# [Aim]
Could you print all the entries exactly?

# [Data for this exercise]
------------------------------
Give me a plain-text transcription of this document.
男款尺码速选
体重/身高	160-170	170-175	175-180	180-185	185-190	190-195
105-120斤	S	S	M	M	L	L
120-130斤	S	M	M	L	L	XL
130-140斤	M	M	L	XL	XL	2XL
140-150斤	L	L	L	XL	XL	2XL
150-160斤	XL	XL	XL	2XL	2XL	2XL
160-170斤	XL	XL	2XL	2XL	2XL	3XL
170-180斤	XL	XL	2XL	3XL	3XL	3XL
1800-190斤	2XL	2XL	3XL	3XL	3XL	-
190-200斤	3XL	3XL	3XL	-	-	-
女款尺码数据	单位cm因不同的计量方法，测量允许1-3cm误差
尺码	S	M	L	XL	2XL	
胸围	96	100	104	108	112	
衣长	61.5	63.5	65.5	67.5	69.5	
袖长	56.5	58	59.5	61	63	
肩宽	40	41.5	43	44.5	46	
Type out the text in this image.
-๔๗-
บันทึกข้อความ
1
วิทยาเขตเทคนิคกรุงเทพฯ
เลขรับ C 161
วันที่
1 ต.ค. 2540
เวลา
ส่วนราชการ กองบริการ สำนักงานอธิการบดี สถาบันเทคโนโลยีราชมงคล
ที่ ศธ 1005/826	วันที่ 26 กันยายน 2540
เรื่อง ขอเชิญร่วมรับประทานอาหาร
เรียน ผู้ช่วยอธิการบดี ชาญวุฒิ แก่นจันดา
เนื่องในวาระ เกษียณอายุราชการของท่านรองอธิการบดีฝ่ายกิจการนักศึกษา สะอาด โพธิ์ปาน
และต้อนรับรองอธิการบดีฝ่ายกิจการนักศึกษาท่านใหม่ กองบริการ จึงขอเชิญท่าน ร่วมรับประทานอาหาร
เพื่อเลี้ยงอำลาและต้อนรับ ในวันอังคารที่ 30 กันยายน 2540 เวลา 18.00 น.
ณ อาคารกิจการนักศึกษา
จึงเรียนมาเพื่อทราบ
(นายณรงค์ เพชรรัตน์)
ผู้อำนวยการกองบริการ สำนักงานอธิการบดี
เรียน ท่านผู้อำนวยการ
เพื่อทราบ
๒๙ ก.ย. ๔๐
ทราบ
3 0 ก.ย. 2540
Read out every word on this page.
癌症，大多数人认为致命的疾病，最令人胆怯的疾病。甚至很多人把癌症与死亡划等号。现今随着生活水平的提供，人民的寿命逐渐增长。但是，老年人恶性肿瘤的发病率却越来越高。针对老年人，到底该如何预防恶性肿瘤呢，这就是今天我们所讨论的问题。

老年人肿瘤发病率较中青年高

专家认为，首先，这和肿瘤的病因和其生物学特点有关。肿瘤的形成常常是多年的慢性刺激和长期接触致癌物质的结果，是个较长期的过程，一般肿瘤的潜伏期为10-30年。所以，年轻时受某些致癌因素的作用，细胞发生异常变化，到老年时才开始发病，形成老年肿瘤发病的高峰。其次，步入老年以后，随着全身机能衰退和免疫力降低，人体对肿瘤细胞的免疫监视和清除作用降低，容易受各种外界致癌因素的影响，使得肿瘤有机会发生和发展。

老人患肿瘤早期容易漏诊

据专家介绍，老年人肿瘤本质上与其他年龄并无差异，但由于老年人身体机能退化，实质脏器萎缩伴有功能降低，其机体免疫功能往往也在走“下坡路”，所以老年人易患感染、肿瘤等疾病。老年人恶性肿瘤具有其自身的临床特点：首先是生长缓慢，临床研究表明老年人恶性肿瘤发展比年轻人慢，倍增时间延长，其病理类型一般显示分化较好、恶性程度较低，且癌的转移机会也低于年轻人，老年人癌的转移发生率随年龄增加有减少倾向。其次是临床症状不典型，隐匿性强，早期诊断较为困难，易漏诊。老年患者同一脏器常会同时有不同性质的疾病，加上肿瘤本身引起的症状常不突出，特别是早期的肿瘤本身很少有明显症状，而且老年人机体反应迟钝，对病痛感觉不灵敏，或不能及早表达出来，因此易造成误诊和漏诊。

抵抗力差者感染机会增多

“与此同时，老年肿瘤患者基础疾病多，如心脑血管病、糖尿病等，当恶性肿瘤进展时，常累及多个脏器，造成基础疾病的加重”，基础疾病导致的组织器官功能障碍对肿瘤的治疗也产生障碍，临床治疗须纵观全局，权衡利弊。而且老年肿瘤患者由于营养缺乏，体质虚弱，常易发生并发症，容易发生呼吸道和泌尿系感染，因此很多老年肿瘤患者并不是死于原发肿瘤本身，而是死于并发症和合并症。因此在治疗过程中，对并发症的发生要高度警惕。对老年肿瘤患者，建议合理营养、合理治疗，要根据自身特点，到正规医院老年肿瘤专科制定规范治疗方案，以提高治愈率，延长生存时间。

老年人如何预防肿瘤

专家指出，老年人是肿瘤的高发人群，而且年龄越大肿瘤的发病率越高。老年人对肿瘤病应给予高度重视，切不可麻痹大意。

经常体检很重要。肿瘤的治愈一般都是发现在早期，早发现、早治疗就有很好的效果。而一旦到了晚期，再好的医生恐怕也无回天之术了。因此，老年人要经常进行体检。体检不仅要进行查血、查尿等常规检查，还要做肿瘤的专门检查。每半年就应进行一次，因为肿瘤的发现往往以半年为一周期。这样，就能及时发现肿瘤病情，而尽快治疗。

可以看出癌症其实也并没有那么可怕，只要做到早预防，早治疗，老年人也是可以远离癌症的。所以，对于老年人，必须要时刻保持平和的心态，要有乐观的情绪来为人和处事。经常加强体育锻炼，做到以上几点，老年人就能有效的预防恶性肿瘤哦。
------------------------------
# [Response]
Give me a plain-text transcription of this document.
男款尺码速选
体重/身高	160-170	170-175	175-180	180-185	185-190	190-195
105-120斤	S	S	M	M	L	L
120-130斤	S	M	M	L	L	XL
130-140斤	M	M	L	XL	XL	2XL
140-150斤	L	L	L	XL	XL	2XL
150-160斤	XL	XL	XL	2XL	2XL	2XL
160-170斤	XL	XL	2XL	2XL	2XL	3XL
170-180斤	XL	XL	2XL	3XL	3XL	3XL
1800-190斤	2XL	2XL	3XL	3XL	3XL	-
190-200斤	3XL	3XL	3XL	-	-	-
女款尺码数据	单位cm因不同的计量方法，测量允许1-3cm误差
尺码	S	M	L	XL	2XL	
胸围	96	100	104	108	112	
衣长	61.5	63.5	65.5	67.5	69.5	
袖长	56.5	58	59.5	61	63	
肩宽	40	41.5	43	44.5	46	
Type out the text in this image.
-๔๗-
บันทึกข้อความ
1
วิทยาเขตเทคนิคกรุงเทพฯ
เลขรับ C 161
วันที่
1 ต.ค. 2540
เวลา
ส่วนราชการ กองบริการ สำนักงานอธิการบดี สถาบันเทคโนโลยีราชมงคล
ที่ ศธ 1005/826	วันที่ 26 กันยายน 2540
เรื่อง ขอเชิญร่วมรับประทานอาหาร
เรียน ผู้ช่วยอธิการบดี ชาญวุฒิ แก่นจันดา
เนื่องในวาระ เกษียณอายุราชการของท่านรองอธิการบดีฝ่ายกิจการนักศึกษา สะอาด โพธิ์ปาน
และต้อนรับรองอธิการบดีฝ่ายกิจการนักศึกษาท่านใหม่ กองบริการ จึงขอเชิญท่าน ร่วมรับประทานอาหาร
เพื่อเลี้ยงอำลาและต้อนรับ ในวันอังคารที่ 30 กันยายน 2540 เวลา 18.00 น.
ณ อาคารกิจการนักศึกษา
จึงเรียนมาเพื่อทราบ
(นายณรงค์ เพชรรัตน์)
ผู้อำนวยการกองบริการ สำนักงานอธิการบดี
เรียน ท่านผู้อำนวยการ
เพื่อทราบ
๒๙ ก.ย. ๔๐
ทราบ
3 0 ก.ย. 2540
Read out every word on this page.
癌症，大多数人认为致命的疾病，最令人胆怯的疾病。甚至很多人把癌症与死亡划等号。现今随着生活水平的提供，人民的寿命逐渐增长。但是，老年人恶性肿瘤的发病率却越来越高。针对老年人，到底该如何预防恶性肿瘤呢，这就是今天我们所讨论的问题。

老年人肿瘤发病率较中青年高

专家认为，首先，这和肿瘤的病因和其生物学特点有关。肿瘤的形成常常是多年的慢性刺激和长期接触致癌物质的结果，是个较长期的过程，一般肿瘤的潜伏期为10-30年。所以，年轻时受某些致癌因素的作用，细胞发生异常变化，到老年时才开始发病，形成老年肿瘤发病的高峰。其次，步入老年以后，随着全身机能衰退和免疫力降低，人体对肿瘤细胞的免疫监视和清除作用降低，容易受各种外界致癌因素的影响，使得肿瘤有机会发生和发展。

老人患肿瘤早期容易漏诊

据专家介绍，老年人肿瘤本质上与其他年龄并无差异，但由于老年人身体机能退化，实质脏器萎缩伴有功能降低，其机体免疫功能往往也在走“下坡路”，所以老年人易患感染、肿瘤等疾病。老年人恶性肿瘤具有其自身的临床特点：首先是生长缓慢，临床研究表明老年人恶性肿瘤发展比年轻人慢，倍增时间延长，其病理类型一般显示分化较好、恶性程度较低，且癌的转移机会也低于年轻人，老年人癌的转移发生率随年龄增加有减少倾向。其次是临床症状不典型，隐匿性强，早期诊断较为困难，易漏诊。老年患者同一脏器常会同时有不同性质的疾病，加上肿瘤本身引起的症状常不突出，特别是早期的肿瘤本身很少有明显症状，而且老年人机体反应迟钝，对病痛感觉不灵敏，或不能及早表达出来，因此易造成误诊和漏诊。

抵抗力差者感染机会增多

“与此同时，老年肿瘤患者基础疾病多，如心脑血管病、糖尿病等，当恶性肿瘤进展时，常累及多个脏器，造成基础疾病的加重”，基础疾病导致的组织器官功能障碍对肿瘤的治疗也产生障碍，临床治疗须纵观全局，权衡利弊。而且老年肿瘤患者由于营养缺乏，体质虚弱，常易发生并发症，容易发生呼吸道和泌尿系感染，因此很多老年肿瘤患者并不是死于原发肿瘤本身，而是死于并发症和合并症。因此在治疗过程中，对并发症的发生要高度警惕。对老年肿瘤患者，建议合理营养、合理治疗，要根据自身特点，到正规医院老年肿瘤专科制定规范治疗方案，以提高治愈率，延长生存时间。

老年人如何预防肿瘤

专家指出，老年人是肿瘤的高发人群，而且年龄越大肿瘤的发病率越高。老年人对肿瘤病应给予高度重视，切不可麻痹大意。

经常体检很重要。肿瘤的治愈一般都是发现在早期，早发现、早治疗就有很好的效果。而一旦到了晚期，再好的医生恐怕也无回天之术了。因此，老年人要经常进行体检。体检不仅要进行查血、查尿等常规检查，还要做肿瘤的专门检查。每半年就应进行一次，因为肿瘤的发现往往以半年为一周期。这样，就能及时发现肿瘤病情，而尽快治疗。

可以看出癌症其实也并没有那么可怕，只要做到早预防，早治疗，老年人也是可以远离癌症的。所以，对于老年人，必须要时刻保持平和的心态，要有乐观的情绪来为人和处事。经常加强体育锻炼，做到以上几点，老年人就能有效的预防恶性肿瘤哦。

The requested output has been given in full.